▶ **Records for this task**:
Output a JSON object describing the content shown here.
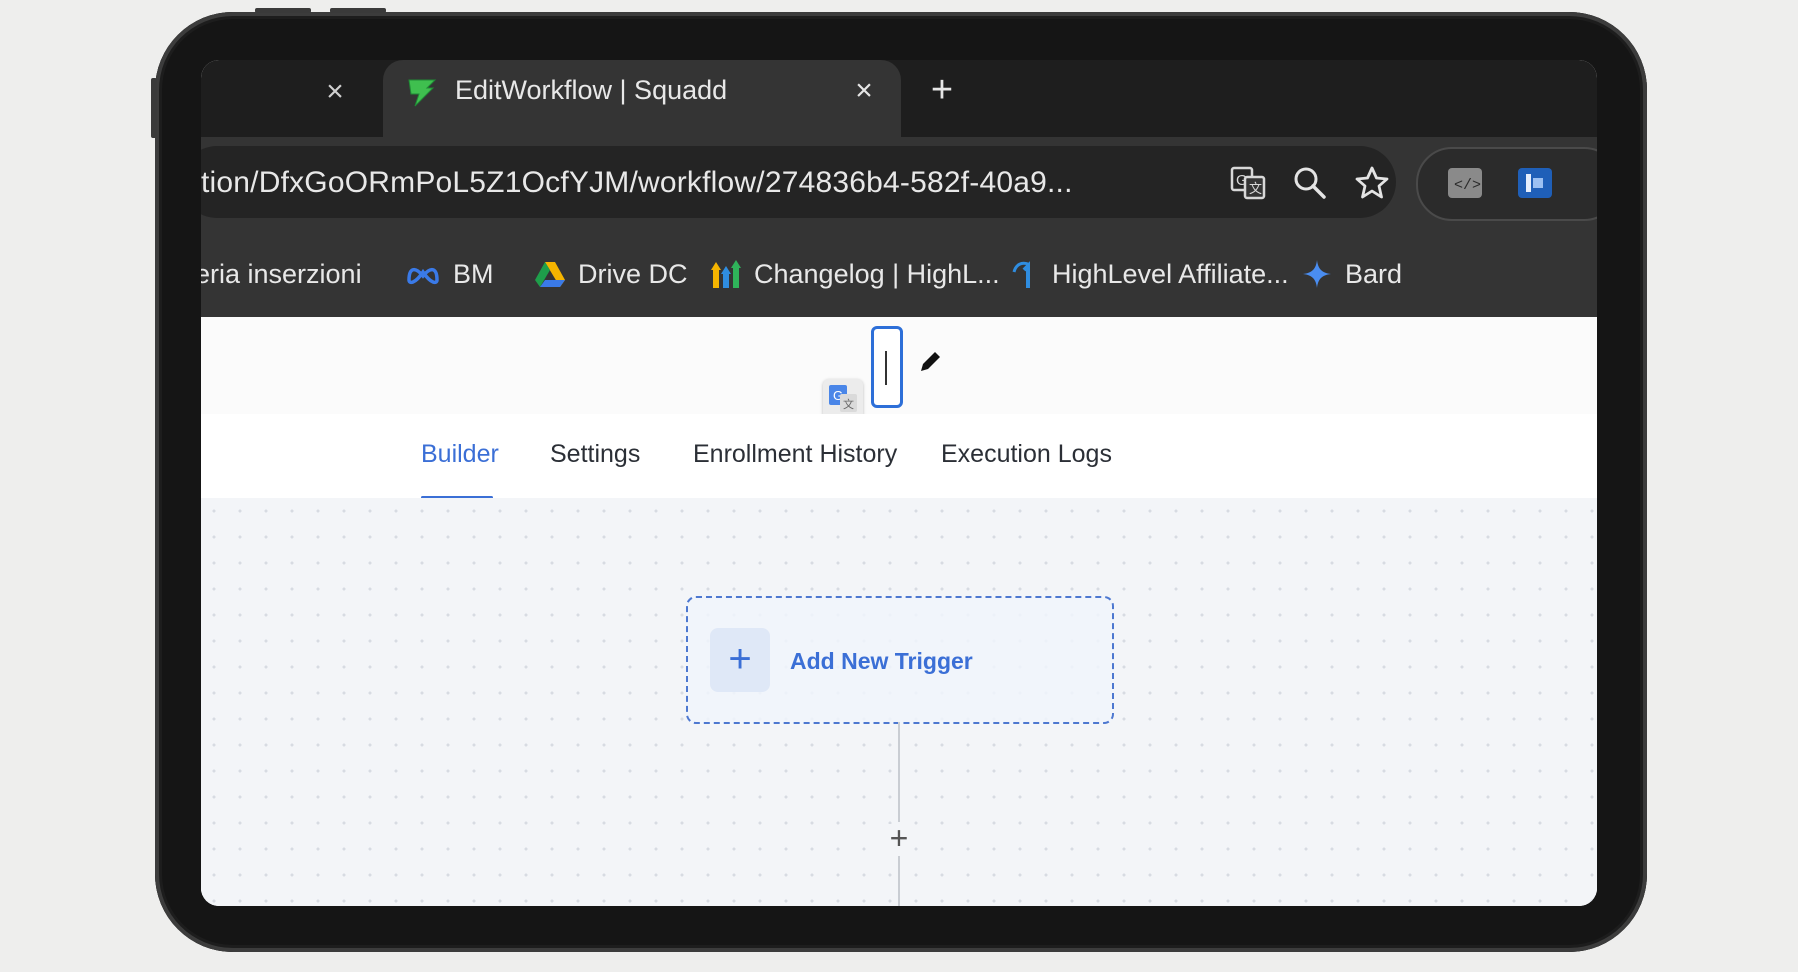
{
  "browser": {
    "active_tab": {
      "title": "EditWorkflow | Squadd",
      "icon": "squadd-logo-icon"
    },
    "url": "tion/DfxGoORmPoL5Z1OcfYJM/workflow/274836b4-582f-40a9...",
    "bookmarks": [
      {
        "label": "eria inserzioni",
        "icon": ""
      },
      {
        "label": "BM",
        "icon": "meta-icon"
      },
      {
        "label": "Drive DC",
        "icon": "google-drive-icon"
      },
      {
        "label": "Changelog | HighL...",
        "icon": "highlevel-icon"
      },
      {
        "label": "HighLevel Affiliate...",
        "icon": "highlevel-affiliate-icon"
      },
      {
        "label": "Bard",
        "icon": "bard-sparkle-icon"
      }
    ]
  },
  "workflow": {
    "tabs": [
      {
        "label": "Builder",
        "active": true
      },
      {
        "label": "Settings",
        "active": false
      },
      {
        "label": "Enrollment History",
        "active": false
      },
      {
        "label": "Execution Logs",
        "active": false
      }
    ],
    "trigger_label": "Add New Trigger"
  },
  "colors": {
    "accent": "#3b6fd6",
    "chrome_dark": "#343434",
    "canvas_bg": "#f3f5f8"
  }
}
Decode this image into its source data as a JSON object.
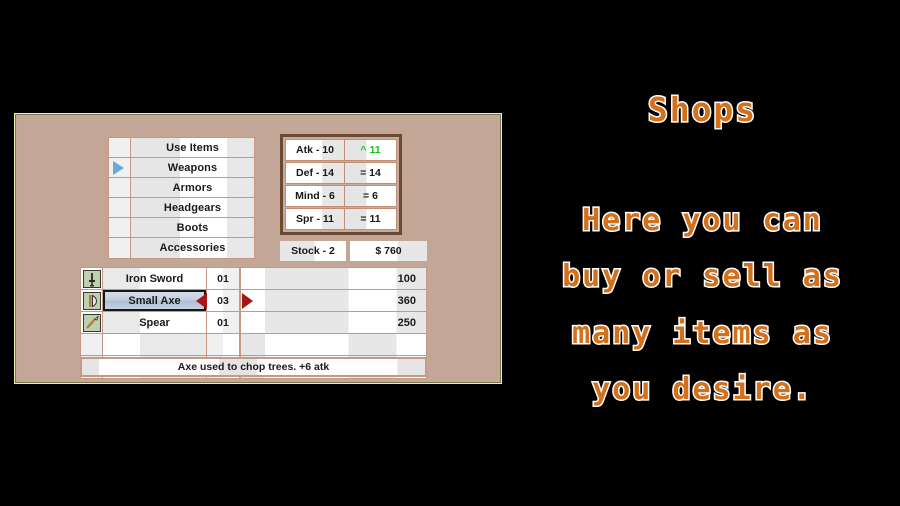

▶ **Exercise directions**: Will you restate every entry word for word and omit the images?

▶ **Complete response**:
Output a JSON object describing the content shown here.
{
  "browser": {
    "active_tab": {
      "title": "EditWorkflow | Squadd",
      "icon": "squadd-logo-icon"
    },
    "url": "tion/DfxGoORmPoL5Z1OcfYJM/workflow/274836b4-582f-40a9...",
    "bookmarks": [
      {
        "label": "eria inserzioni",
        "icon": ""
      },
      {
        "label": "BM",
        "icon": "meta-icon"
      },
      {
        "label": "Drive DC",
        "icon": "google-drive-icon"
      },
      {
        "label": "Changelog | HighL...",
        "icon": "highlevel-icon"
      },
      {
        "label": "HighLevel Affiliate...",
        "icon": "highlevel-affiliate-icon"
      },
      {
        "label": "Bard",
        "icon": "bard-sparkle-icon"
      }
    ]
  },
  "workflow": {
    "tabs": [
      {
        "label": "Builder",
        "active": true
      },
      {
        "label": "Settings",
        "active": false
      },
      {
        "label": "Enrollment History",
        "active": false
      },
      {
        "label": "Execution Logs",
        "active": false
      }
    ],
    "trigger_label": "Add New Trigger"
  },
  "colors": {
    "accent": "#3b6fd6",
    "chrome_dark": "#343434",
    "canvas_bg": "#f3f5f8"
  }
}
Decode this image into its source data as a JSON object.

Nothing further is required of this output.